PROBLEM STATEMENT - Determine how many lines of the records include "elewacje", and answer with the number alone.

--- Begin ---

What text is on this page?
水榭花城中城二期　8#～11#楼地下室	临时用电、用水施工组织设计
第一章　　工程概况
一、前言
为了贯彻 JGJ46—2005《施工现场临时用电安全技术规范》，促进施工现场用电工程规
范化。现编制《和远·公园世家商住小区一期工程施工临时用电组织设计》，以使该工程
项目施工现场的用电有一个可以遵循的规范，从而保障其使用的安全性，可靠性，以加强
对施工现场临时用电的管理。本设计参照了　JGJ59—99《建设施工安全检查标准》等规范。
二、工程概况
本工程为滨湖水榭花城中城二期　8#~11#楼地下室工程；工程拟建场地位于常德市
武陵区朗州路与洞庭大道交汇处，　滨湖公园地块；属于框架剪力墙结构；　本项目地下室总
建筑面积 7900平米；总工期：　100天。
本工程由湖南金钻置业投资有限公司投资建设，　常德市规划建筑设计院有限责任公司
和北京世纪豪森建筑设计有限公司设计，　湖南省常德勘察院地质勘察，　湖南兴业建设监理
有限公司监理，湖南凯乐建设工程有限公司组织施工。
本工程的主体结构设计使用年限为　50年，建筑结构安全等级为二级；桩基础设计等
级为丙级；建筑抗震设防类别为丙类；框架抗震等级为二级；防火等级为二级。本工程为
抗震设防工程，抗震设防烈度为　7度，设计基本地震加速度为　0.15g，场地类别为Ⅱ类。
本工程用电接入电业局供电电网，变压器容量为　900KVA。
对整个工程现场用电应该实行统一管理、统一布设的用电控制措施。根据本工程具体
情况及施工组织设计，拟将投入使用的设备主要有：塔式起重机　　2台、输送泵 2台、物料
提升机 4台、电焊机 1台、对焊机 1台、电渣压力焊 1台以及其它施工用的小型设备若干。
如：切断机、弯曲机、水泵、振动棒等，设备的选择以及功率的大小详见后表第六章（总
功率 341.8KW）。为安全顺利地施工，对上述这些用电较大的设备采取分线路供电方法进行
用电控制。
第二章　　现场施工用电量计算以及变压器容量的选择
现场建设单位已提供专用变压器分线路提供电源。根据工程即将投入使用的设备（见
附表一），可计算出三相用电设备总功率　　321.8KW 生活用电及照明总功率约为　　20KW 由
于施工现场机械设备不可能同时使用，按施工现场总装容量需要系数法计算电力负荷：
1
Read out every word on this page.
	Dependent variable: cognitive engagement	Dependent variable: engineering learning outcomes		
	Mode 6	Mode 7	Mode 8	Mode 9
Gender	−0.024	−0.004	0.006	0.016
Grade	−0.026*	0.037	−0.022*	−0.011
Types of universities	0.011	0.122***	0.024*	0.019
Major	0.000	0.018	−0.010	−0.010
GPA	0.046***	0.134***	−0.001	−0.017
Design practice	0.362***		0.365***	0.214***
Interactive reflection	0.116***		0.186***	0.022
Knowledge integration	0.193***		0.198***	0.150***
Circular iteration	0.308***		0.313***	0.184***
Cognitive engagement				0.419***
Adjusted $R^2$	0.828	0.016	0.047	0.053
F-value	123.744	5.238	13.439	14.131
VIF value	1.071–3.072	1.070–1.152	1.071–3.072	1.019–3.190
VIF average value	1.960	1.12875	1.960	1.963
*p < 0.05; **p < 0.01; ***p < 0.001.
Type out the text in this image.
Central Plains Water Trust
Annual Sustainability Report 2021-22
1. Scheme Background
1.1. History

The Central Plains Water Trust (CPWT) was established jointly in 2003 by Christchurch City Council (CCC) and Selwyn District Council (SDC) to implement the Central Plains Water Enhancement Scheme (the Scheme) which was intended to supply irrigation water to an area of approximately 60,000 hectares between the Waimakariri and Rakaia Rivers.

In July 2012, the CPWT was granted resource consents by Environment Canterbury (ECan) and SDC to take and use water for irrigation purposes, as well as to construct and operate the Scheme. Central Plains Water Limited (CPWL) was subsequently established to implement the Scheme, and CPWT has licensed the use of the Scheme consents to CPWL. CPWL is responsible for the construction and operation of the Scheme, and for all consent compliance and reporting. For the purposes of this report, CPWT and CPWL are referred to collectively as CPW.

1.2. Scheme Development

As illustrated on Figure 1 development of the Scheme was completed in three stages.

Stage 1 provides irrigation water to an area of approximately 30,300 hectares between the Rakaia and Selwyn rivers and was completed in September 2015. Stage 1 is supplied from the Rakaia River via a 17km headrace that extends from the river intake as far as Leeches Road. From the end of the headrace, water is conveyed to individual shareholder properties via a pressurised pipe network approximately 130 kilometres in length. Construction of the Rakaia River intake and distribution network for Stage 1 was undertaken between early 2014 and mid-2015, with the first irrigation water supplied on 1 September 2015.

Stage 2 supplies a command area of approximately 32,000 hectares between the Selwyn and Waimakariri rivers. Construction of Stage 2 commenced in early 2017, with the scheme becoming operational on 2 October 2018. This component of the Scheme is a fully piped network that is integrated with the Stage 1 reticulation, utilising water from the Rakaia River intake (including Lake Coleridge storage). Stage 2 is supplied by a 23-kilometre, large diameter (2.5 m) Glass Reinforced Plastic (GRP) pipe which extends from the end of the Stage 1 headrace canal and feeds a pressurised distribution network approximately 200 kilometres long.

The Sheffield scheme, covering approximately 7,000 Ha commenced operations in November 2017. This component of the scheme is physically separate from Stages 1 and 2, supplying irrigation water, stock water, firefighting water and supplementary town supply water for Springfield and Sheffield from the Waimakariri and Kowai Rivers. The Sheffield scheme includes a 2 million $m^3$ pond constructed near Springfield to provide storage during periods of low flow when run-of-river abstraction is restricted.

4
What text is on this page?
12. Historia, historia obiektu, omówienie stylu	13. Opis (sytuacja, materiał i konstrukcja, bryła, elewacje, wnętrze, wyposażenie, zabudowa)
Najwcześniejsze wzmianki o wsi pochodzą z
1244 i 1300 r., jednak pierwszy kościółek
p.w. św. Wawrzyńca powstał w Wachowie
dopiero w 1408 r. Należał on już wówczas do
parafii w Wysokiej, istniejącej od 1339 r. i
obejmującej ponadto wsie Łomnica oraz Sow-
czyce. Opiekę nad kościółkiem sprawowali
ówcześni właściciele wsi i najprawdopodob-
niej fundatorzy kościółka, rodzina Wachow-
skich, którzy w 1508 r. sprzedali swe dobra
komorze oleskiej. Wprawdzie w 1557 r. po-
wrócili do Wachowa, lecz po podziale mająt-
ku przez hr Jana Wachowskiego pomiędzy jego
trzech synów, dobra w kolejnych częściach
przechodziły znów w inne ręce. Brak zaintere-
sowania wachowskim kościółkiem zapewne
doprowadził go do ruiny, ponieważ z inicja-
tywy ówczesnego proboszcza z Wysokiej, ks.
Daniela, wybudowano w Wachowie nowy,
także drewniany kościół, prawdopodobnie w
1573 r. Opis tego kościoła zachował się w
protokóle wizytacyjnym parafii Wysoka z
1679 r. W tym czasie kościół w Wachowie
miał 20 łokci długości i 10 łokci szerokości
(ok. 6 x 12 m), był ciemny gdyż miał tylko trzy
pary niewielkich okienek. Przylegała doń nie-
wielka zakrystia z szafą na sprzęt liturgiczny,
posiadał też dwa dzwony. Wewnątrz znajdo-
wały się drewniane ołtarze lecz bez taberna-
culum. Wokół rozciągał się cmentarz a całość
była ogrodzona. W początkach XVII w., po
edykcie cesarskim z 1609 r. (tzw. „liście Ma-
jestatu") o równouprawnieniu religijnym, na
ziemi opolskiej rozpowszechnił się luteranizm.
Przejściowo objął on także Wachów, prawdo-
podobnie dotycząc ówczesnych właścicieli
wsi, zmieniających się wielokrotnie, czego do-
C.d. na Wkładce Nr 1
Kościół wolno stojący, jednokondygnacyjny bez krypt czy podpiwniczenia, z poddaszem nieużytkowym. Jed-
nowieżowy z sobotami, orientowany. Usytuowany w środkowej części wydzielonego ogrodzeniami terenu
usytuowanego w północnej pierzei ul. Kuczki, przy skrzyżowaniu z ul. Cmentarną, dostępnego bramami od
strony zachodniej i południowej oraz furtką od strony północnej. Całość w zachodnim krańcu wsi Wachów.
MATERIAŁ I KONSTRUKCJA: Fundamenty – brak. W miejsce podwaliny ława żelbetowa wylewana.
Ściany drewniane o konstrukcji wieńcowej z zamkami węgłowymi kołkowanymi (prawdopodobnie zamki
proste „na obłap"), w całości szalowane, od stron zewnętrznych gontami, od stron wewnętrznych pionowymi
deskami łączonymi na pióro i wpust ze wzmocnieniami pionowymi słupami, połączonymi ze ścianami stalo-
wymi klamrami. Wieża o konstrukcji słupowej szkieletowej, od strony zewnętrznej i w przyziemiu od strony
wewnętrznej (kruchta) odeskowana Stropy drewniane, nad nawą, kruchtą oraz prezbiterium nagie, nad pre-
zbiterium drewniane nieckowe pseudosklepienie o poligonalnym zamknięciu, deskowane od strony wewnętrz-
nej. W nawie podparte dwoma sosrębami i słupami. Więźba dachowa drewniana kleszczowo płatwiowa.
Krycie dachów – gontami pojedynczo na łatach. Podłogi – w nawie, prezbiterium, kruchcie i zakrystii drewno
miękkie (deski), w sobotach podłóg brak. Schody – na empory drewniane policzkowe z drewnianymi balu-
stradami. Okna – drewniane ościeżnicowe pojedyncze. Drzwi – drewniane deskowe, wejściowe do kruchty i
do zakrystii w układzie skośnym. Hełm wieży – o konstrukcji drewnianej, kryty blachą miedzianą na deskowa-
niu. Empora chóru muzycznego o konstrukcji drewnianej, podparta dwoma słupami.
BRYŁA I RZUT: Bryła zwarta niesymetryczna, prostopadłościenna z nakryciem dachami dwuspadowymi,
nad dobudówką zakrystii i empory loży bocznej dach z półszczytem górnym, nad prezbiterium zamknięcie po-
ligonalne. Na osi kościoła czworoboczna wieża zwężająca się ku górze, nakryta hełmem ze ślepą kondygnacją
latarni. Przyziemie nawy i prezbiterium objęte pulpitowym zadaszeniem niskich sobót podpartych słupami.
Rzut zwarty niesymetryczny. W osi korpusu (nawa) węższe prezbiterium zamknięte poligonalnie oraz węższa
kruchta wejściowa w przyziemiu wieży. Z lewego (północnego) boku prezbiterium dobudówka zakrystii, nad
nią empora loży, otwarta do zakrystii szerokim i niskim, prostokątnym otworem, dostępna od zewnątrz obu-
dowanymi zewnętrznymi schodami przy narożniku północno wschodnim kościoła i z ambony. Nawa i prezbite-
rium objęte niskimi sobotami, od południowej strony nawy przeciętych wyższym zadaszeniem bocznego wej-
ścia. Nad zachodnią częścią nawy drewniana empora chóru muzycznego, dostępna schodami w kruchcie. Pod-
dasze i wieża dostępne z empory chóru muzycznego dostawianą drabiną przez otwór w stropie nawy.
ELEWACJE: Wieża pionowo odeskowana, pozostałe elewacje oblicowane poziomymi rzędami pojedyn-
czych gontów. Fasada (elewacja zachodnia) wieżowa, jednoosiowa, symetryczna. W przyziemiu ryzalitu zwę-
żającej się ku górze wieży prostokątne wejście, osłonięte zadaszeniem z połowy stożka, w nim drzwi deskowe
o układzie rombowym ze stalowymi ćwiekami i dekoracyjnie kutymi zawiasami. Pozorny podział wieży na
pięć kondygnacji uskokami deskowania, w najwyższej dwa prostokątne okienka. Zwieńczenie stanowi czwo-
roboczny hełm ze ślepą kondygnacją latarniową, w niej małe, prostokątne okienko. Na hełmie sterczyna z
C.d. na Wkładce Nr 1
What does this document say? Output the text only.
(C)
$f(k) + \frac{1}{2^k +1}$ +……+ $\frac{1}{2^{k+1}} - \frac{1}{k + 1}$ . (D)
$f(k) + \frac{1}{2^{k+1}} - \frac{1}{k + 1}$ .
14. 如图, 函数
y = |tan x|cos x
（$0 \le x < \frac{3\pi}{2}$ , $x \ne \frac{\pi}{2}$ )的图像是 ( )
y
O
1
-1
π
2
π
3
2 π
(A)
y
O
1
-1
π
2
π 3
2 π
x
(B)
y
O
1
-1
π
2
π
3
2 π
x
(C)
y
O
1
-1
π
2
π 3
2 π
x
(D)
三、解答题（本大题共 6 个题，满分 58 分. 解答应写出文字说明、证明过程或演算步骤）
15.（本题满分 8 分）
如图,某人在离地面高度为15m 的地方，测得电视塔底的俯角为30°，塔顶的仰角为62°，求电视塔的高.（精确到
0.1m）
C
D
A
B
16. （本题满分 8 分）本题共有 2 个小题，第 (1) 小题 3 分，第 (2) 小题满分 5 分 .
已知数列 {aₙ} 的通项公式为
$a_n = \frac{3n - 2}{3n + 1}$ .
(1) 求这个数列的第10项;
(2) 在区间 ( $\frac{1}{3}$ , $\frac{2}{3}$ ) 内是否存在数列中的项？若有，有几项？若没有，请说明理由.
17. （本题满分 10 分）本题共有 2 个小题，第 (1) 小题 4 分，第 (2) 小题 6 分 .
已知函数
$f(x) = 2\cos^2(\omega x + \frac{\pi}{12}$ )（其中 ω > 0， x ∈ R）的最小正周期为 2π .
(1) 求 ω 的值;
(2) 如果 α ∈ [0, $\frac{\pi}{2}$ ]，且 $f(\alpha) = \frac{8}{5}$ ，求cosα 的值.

--- End ---

WRITTEN REPLY - 2